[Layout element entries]
**********

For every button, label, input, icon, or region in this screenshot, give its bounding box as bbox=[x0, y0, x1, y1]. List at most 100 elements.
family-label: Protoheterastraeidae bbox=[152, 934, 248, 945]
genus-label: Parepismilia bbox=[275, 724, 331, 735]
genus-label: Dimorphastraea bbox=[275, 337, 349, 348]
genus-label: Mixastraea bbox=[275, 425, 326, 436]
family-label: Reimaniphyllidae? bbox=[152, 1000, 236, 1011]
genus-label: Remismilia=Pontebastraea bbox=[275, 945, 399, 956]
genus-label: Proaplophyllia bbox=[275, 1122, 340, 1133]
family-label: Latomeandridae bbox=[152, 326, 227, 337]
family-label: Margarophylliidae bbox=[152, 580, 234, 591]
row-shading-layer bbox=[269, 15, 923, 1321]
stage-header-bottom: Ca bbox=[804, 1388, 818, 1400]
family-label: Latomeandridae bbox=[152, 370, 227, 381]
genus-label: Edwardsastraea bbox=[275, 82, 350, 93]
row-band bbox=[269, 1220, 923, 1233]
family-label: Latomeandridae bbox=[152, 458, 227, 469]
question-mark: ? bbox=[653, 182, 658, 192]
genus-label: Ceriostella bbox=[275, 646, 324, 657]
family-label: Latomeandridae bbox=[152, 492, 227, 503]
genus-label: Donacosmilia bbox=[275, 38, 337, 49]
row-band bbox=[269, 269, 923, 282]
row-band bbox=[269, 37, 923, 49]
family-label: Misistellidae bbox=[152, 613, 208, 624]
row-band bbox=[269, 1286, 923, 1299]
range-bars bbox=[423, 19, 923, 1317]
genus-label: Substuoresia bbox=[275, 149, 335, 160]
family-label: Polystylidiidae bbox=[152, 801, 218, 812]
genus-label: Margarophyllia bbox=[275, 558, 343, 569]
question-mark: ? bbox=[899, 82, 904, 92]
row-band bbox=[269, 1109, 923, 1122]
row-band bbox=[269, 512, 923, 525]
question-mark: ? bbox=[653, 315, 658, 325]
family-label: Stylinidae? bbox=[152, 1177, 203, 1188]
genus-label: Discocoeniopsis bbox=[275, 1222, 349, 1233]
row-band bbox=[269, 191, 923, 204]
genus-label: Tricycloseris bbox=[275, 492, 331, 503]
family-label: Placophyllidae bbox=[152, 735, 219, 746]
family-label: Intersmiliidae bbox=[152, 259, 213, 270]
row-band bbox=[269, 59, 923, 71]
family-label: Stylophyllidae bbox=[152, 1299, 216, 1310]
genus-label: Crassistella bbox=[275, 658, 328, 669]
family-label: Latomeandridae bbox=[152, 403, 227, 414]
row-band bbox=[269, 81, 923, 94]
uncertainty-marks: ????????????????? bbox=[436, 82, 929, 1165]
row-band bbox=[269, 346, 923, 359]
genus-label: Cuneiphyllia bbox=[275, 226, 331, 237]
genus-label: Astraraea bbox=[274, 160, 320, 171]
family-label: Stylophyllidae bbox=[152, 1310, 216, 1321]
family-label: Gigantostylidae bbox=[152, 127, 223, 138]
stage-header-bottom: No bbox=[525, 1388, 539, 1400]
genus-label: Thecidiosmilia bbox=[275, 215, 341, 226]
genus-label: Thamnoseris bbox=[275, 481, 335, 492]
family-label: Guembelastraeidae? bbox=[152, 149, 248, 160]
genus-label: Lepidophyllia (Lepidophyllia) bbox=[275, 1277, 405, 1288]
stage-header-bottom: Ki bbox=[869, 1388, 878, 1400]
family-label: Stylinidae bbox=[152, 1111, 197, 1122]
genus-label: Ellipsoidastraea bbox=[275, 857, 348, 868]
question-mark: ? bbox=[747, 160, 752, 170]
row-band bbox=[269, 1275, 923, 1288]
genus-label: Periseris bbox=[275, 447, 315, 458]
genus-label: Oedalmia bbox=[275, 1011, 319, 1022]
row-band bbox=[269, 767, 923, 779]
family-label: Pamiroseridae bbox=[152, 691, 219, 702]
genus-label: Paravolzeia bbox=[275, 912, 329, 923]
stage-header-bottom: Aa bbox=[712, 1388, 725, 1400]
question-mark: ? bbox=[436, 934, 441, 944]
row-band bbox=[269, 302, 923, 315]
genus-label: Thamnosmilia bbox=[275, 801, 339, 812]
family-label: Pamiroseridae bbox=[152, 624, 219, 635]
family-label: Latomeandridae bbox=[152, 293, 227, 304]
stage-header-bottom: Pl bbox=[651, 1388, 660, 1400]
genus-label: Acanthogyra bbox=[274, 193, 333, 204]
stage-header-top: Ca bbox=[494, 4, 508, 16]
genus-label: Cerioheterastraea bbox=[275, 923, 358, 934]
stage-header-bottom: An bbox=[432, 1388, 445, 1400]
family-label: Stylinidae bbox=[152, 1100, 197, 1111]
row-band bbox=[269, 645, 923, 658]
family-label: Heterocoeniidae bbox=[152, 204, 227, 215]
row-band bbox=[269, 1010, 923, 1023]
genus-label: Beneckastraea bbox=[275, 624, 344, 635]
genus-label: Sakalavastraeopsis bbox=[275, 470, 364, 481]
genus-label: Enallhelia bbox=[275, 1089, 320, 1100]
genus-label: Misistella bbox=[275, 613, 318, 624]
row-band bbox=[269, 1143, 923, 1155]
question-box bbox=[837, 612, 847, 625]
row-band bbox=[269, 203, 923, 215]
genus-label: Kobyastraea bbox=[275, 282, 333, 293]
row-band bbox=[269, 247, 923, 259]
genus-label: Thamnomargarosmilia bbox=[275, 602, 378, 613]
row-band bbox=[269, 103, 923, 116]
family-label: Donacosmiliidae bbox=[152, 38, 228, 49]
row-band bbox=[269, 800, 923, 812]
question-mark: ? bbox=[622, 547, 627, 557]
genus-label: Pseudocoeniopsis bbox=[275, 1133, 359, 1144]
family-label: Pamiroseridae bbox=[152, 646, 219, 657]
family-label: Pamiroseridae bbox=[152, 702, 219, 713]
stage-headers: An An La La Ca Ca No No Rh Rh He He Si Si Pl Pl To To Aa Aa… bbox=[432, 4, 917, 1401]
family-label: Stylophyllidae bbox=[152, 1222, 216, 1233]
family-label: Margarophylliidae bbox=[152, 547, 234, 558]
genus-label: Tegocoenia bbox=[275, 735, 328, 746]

**********

◆ **Task to complete**
Edit the items from the first line through the line containing "family-label: Reimaniphyllidae? bbox=[152, 1000, 236, 1011]", replacing "genus-label" with "genus-name" and leaving everything else unchanged.

◆ **Answer to the problem**
For every button, label, input, icon, or region in this screenshot, give its bounding box as bbox=[x0, y0, x1, y1]. List at most 100 elements.
family-label: Protoheterastraeidae bbox=[152, 934, 248, 945]
genus-name: Parepismilia bbox=[275, 724, 331, 735]
genus-name: Dimorphastraea bbox=[275, 337, 349, 348]
genus-name: Mixastraea bbox=[275, 425, 326, 436]
family-label: Reimaniphyllidae? bbox=[152, 1000, 236, 1011]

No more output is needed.